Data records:
↓↓↓
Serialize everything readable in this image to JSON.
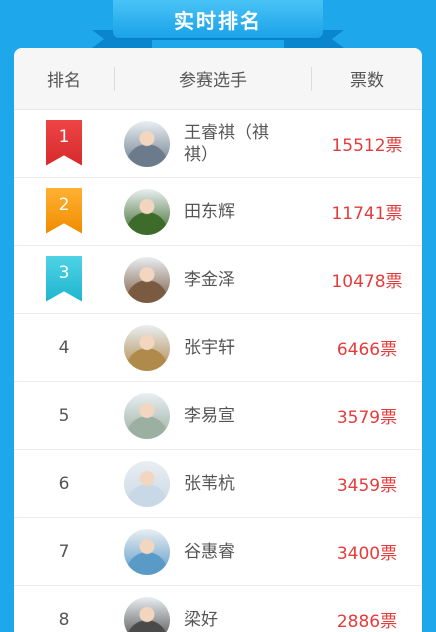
{
  "banner": {
    "title": "实时排名"
  },
  "table": {
    "headers": {
      "rank": "排名",
      "player": "参赛选手",
      "votes": "票数"
    },
    "rows": [
      {
        "rank": "1",
        "badge": "red",
        "name": "王睿祺（祺祺）",
        "votes": "15512票",
        "avatar_color": "#6b7b8c"
      },
      {
        "rank": "2",
        "badge": "gold",
        "name": "田东辉",
        "votes": "11741票",
        "avatar_color": "#3d6b2a"
      },
      {
        "rank": "3",
        "badge": "cyan",
        "name": "李金泽",
        "votes": "10478票",
        "avatar_color": "#7a5a40"
      },
      {
        "rank": "4",
        "badge": "",
        "name": "张宇轩",
        "votes": "6466票",
        "avatar_color": "#b08a4a"
      },
      {
        "rank": "5",
        "badge": "",
        "name": "李易宣",
        "votes": "3579票",
        "avatar_color": "#9bb0a0"
      },
      {
        "rank": "6",
        "badge": "",
        "name": "张苇杭",
        "votes": "3459票",
        "avatar_color": "#c8d8e6"
      },
      {
        "rank": "7",
        "badge": "",
        "name": "谷惠睿",
        "votes": "3400票",
        "avatar_color": "#5a9ac6"
      },
      {
        "rank": "8",
        "badge": "",
        "name": "梁好",
        "votes": "2886票",
        "avatar_color": "#4a4a4a"
      }
    ]
  },
  "colors": {
    "accent": "#1ea7ea",
    "votes": "#e53b3b"
  }
}
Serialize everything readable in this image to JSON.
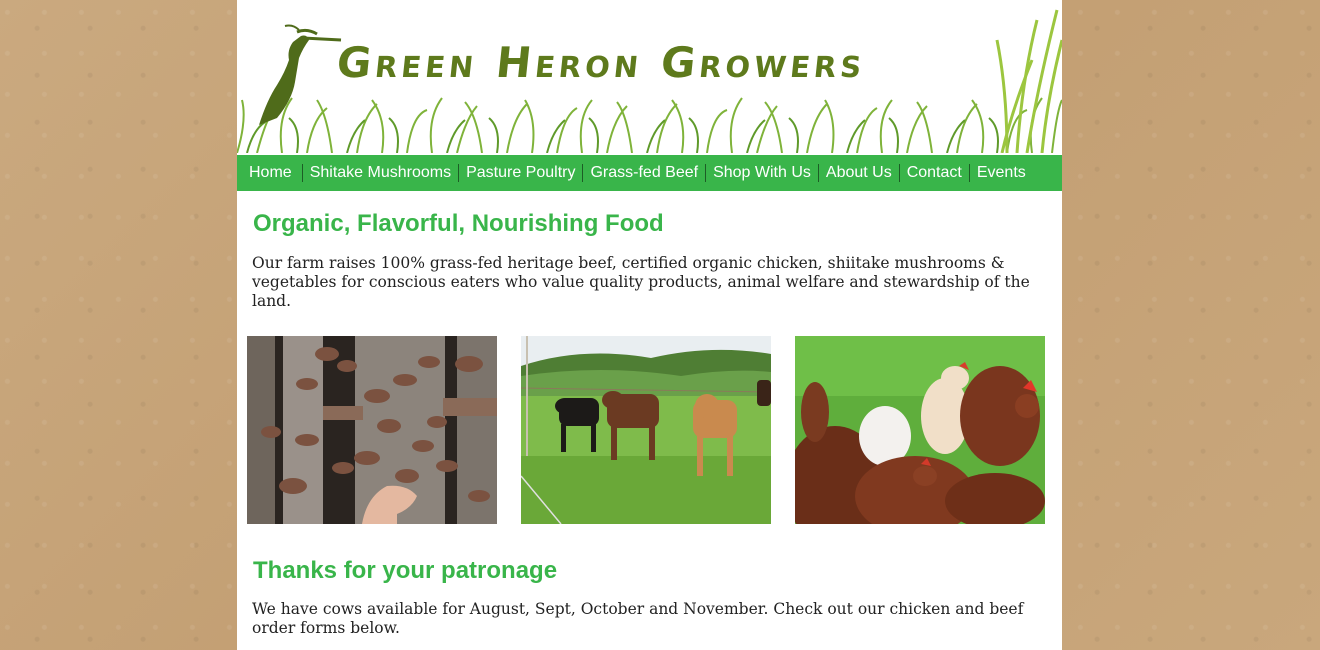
{
  "header": {
    "site_title": "Green Heron Growers",
    "logo_icon": "heron-icon"
  },
  "nav": {
    "items": [
      {
        "label": "Home"
      },
      {
        "label": "Shitake Mushrooms"
      },
      {
        "label": "Pasture Poultry"
      },
      {
        "label": "Grass-fed Beef"
      },
      {
        "label": "Shop With Us"
      },
      {
        "label": "About Us"
      },
      {
        "label": "Contact"
      },
      {
        "label": "Events"
      }
    ]
  },
  "main": {
    "heading": "Organic, Flavorful, Nourishing Food",
    "intro": "Our farm raises 100% grass-fed heritage beef, certified organic chicken, shiitake mushrooms & vegetables for conscious eaters who value quality products, animal welfare and stewardship of the land.",
    "photos": [
      {
        "subject": "shiitake-mushrooms-photo"
      },
      {
        "subject": "cattle-pasture-photo"
      },
      {
        "subject": "chickens-photo"
      }
    ],
    "section2_heading": "Thanks for your patronage",
    "section2_text": "We have cows available for August, Sept, October and November. Check out our chicken and beef order forms below."
  },
  "colors": {
    "accent_green": "#39b54a",
    "logo_green": "#5e7a1c",
    "background_kraft": "#c8a67b"
  }
}
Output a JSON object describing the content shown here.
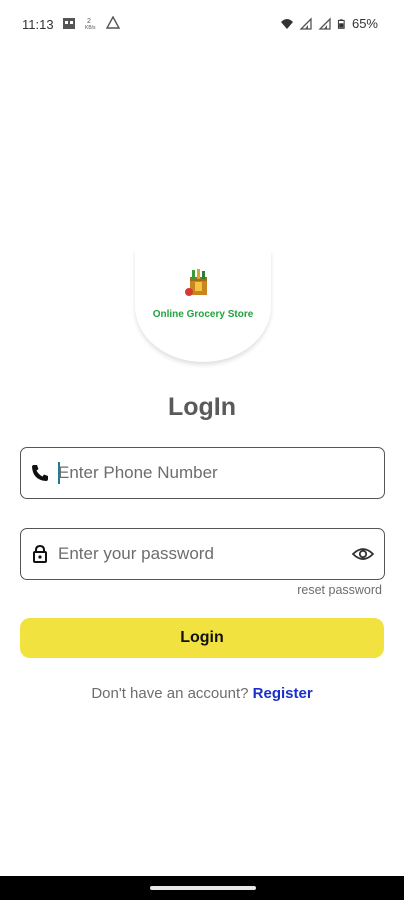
{
  "status_bar": {
    "time": "11:13",
    "icons_left": [
      "calendar-icon",
      "data-usage-icon",
      "warning-icon"
    ],
    "icons_right": [
      "wifi-icon",
      "signal-icon",
      "signal-icon-2",
      "battery-icon"
    ],
    "battery": "65%"
  },
  "logo": {
    "text": "Online Grocery Store",
    "icon": "grocery-bag-icon"
  },
  "page": {
    "title": "LogIn"
  },
  "form": {
    "phone_placeholder": "Enter Phone Number",
    "password_placeholder": "Enter your password",
    "reset_label": "reset password",
    "login_label": "Login"
  },
  "signup": {
    "prompt": "Don't have an account?",
    "link": "Register"
  },
  "colors": {
    "button": "#f1e23f",
    "logo_text": "#22a33c",
    "link": "#1b2fc9"
  }
}
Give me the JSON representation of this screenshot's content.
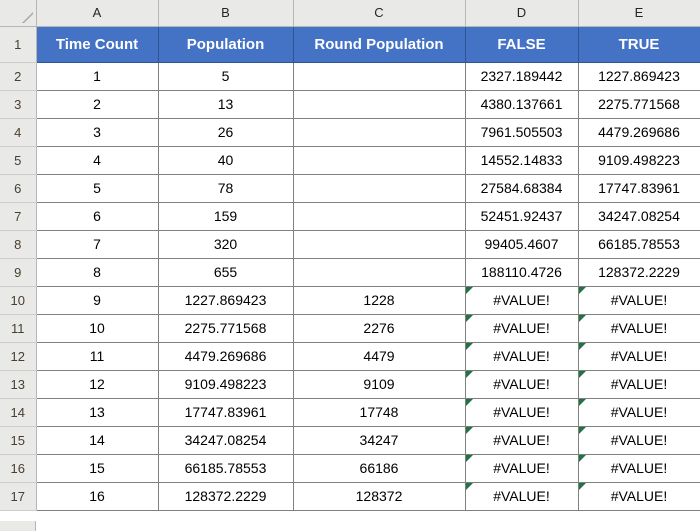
{
  "app": {
    "type": "spreadsheet",
    "corner_icon": "select-all-triangle-icon"
  },
  "colors": {
    "header_fill": "#4472C4",
    "header_text": "#FFFFFF",
    "grid_line": "#808080",
    "row_header_fill": "#E9E9E7",
    "error_marker": "#217346"
  },
  "column_letters": [
    "A",
    "B",
    "C",
    "D",
    "E"
  ],
  "row_numbers": [
    "1",
    "2",
    "3",
    "4",
    "5",
    "6",
    "7",
    "8",
    "9",
    "10",
    "11",
    "12",
    "13",
    "14",
    "15",
    "16",
    "17"
  ],
  "table": {
    "headers": [
      "Time Count",
      "Population",
      "Round Population",
      "FALSE",
      "TRUE"
    ],
    "rows": [
      {
        "a": "1",
        "b": "5",
        "c": "",
        "d": "2327.189442",
        "e": "1227.869423",
        "d_error": false,
        "e_error": false
      },
      {
        "a": "2",
        "b": "13",
        "c": "",
        "d": "4380.137661",
        "e": "2275.771568",
        "d_error": false,
        "e_error": false
      },
      {
        "a": "3",
        "b": "26",
        "c": "",
        "d": "7961.505503",
        "e": "4479.269686",
        "d_error": false,
        "e_error": false
      },
      {
        "a": "4",
        "b": "40",
        "c": "",
        "d": "14552.14833",
        "e": "9109.498223",
        "d_error": false,
        "e_error": false
      },
      {
        "a": "5",
        "b": "78",
        "c": "",
        "d": "27584.68384",
        "e": "17747.83961",
        "d_error": false,
        "e_error": false
      },
      {
        "a": "6",
        "b": "159",
        "c": "",
        "d": "52451.92437",
        "e": "34247.08254",
        "d_error": false,
        "e_error": false
      },
      {
        "a": "7",
        "b": "320",
        "c": "",
        "d": "99405.4607",
        "e": "66185.78553",
        "d_error": false,
        "e_error": false
      },
      {
        "a": "8",
        "b": "655",
        "c": "",
        "d": "188110.4726",
        "e": "128372.2229",
        "d_error": false,
        "e_error": false
      },
      {
        "a": "9",
        "b": "1227.869423",
        "c": "1228",
        "d": "#VALUE!",
        "e": "#VALUE!",
        "d_error": true,
        "e_error": true
      },
      {
        "a": "10",
        "b": "2275.771568",
        "c": "2276",
        "d": "#VALUE!",
        "e": "#VALUE!",
        "d_error": true,
        "e_error": true
      },
      {
        "a": "11",
        "b": "4479.269686",
        "c": "4479",
        "d": "#VALUE!",
        "e": "#VALUE!",
        "d_error": true,
        "e_error": true
      },
      {
        "a": "12",
        "b": "9109.498223",
        "c": "9109",
        "d": "#VALUE!",
        "e": "#VALUE!",
        "d_error": true,
        "e_error": true
      },
      {
        "a": "13",
        "b": "17747.83961",
        "c": "17748",
        "d": "#VALUE!",
        "e": "#VALUE!",
        "d_error": true,
        "e_error": true
      },
      {
        "a": "14",
        "b": "34247.08254",
        "c": "34247",
        "d": "#VALUE!",
        "e": "#VALUE!",
        "d_error": true,
        "e_error": true
      },
      {
        "a": "15",
        "b": "66185.78553",
        "c": "66186",
        "d": "#VALUE!",
        "e": "#VALUE!",
        "d_error": true,
        "e_error": true
      },
      {
        "a": "16",
        "b": "128372.2229",
        "c": "128372",
        "d": "#VALUE!",
        "e": "#VALUE!",
        "d_error": true,
        "e_error": true
      }
    ]
  }
}
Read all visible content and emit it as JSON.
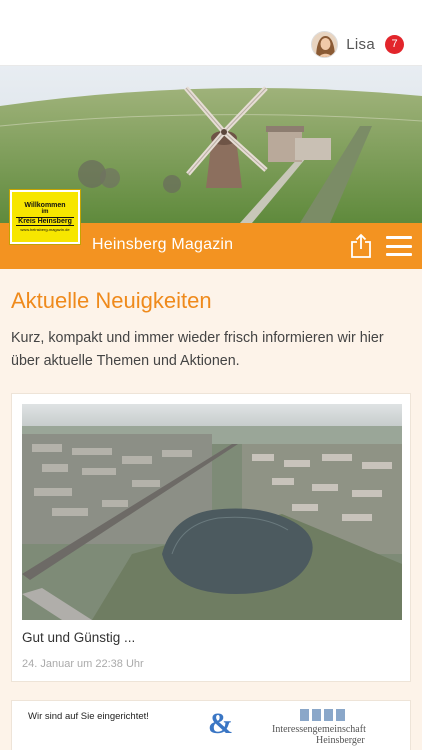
↑↑↑
**Given instruction**
Take every line containing the word "JSON" and copy it.

**The reply**
Serialize everything readable in this image to JSON.
Serialize everything readable in this image to JSON.
Output a JSON object describing the content shown here.
Give me the JSON representation of this screenshot's content.
Read all visible content and emit it as JSON.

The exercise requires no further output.